[Stored items from a collection]
++++++
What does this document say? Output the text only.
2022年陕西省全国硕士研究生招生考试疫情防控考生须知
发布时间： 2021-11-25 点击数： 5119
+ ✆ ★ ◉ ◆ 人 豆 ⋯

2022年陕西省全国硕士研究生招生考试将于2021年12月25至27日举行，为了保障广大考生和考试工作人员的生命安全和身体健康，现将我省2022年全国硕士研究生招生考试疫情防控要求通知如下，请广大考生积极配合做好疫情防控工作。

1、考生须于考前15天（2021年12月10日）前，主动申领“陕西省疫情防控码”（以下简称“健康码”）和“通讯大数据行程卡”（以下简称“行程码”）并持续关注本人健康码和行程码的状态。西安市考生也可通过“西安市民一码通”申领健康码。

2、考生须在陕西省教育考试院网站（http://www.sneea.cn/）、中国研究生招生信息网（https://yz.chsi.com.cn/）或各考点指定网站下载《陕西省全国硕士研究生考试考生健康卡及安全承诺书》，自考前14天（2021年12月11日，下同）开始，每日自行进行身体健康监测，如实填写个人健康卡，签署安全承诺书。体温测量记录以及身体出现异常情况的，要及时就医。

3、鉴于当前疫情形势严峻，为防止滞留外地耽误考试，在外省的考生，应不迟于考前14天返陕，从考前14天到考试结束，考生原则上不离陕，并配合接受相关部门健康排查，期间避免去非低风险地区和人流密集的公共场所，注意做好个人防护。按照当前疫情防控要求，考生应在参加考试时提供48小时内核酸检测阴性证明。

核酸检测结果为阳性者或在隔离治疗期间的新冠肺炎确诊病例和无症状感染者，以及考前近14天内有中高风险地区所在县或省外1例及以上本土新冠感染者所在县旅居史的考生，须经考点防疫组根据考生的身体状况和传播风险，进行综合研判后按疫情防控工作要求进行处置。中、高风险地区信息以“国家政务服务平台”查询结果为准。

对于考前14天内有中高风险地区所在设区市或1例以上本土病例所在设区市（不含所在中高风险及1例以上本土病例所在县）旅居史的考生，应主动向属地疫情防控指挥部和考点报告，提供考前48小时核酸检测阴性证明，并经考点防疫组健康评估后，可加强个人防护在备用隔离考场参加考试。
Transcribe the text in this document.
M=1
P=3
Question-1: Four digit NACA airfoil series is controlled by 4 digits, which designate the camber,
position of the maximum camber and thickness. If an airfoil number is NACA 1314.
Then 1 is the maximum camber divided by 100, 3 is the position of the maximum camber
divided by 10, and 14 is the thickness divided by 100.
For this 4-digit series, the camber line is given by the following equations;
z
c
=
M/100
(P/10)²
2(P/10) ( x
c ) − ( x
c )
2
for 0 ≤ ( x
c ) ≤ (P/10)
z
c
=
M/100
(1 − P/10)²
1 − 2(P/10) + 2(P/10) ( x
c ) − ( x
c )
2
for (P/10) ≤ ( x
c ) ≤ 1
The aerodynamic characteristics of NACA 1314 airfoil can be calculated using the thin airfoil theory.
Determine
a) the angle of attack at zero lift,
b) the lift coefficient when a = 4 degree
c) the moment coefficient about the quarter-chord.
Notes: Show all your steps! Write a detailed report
++++++
▶ DIRECTIVE
Output the full listing exactly as it stands.

▶ WORKED ANSWER
What does this document say? Output the text only.
2022年陕西省全国硕士研究生招生考试疫情防控考生须知
发布时间： 2021-11-25 点击数： 5119
+ ✆ ★ ◉ ◆ 人 豆 ⋯

2022年陕西省全国硕士研究生招生考试将于2021年12月25至27日举行，为了保障广大考生和考试工作人员的生命安全和身体健康，现将我省2022年全国硕士研究生招生考试疫情防控要求通知如下，请广大考生积极配合做好疫情防控工作。

1、考生须于考前15天（2021年12月10日）前，主动申领“陕西省疫情防控码”（以下简称“健康码”）和“通讯大数据行程卡”（以下简称“行程码”）并持续关注本人健康码和行程码的状态。西安市考生也可通过“西安市民一码通”申领健康码。

2、考生须在陕西省教育考试院网站（http://www.sneea.cn/）、中国研究生招生信息网（https://yz.chsi.com.cn/）或各考点指定网站下载《陕西省全国硕士研究生考试考生健康卡及安全承诺书》，自考前14天（2021年12月11日，下同）开始，每日自行进行身体健康监测，如实填写个人健康卡，签署安全承诺书。体温测量记录以及身体出现异常情况的，要及时就医。

3、鉴于当前疫情形势严峻，为防止滞留外地耽误考试，在外省的考生，应不迟于考前14天返陕，从考前14天到考试结束，考生原则上不离陕，并配合接受相关部门健康排查，期间避免去非低风险地区和人流密集的公共场所，注意做好个人防护。按照当前疫情防控要求，考生应在参加考试时提供48小时内核酸检测阴性证明。

核酸检测结果为阳性者或在隔离治疗期间的新冠肺炎确诊病例和无症状感染者，以及考前近14天内有中高风险地区所在县或省外1例及以上本土新冠感染者所在县旅居史的考生，须经考点防疫组根据考生的身体状况和传播风险，进行综合研判后按疫情防控工作要求进行处置。中、高风险地区信息以“国家政务服务平台”查询结果为准。

对于考前14天内有中高风险地区所在设区市或1例以上本土病例所在设区市（不含所在中高风险及1例以上本土病例所在县）旅居史的考生，应主动向属地疫情防控指挥部和考点报告，提供考前48小时核酸检测阴性证明，并经考点防疫组健康评估后，可加强个人防护在备用隔离考场参加考试。
Transcribe the text in this document.
M=1
P=3
Question-1: Four digit NACA airfoil series is controlled by 4 digits, which designate the camber,
position of the maximum camber and thickness. If an airfoil number is NACA 1314.
Then 1 is the maximum camber divided by 100, 3 is the position of the maximum camber
divided by 10, and 14 is the thickness divided by 100.
For this 4-digit series, the camber line is given by the following equations;
z
c
=
M/100
(P/10)²
2(P/10) ( x
c ) − ( x
c )
2
for 0 ≤ ( x
c ) ≤ (P/10)
z
c
=
M/100
(1 − P/10)²
1 − 2(P/10) + 2(P/10) ( x
c ) − ( x
c )
2
for (P/10) ≤ ( x
c ) ≤ 1
The aerodynamic characteristics of NACA 1314 airfoil can be calculated using the thin airfoil theory.
Determine
a) the angle of attack at zero lift,
b) the lift coefficient when a = 4 degree
c) the moment coefficient about the quarter-chord.
Notes: Show all your steps! Write a detailed report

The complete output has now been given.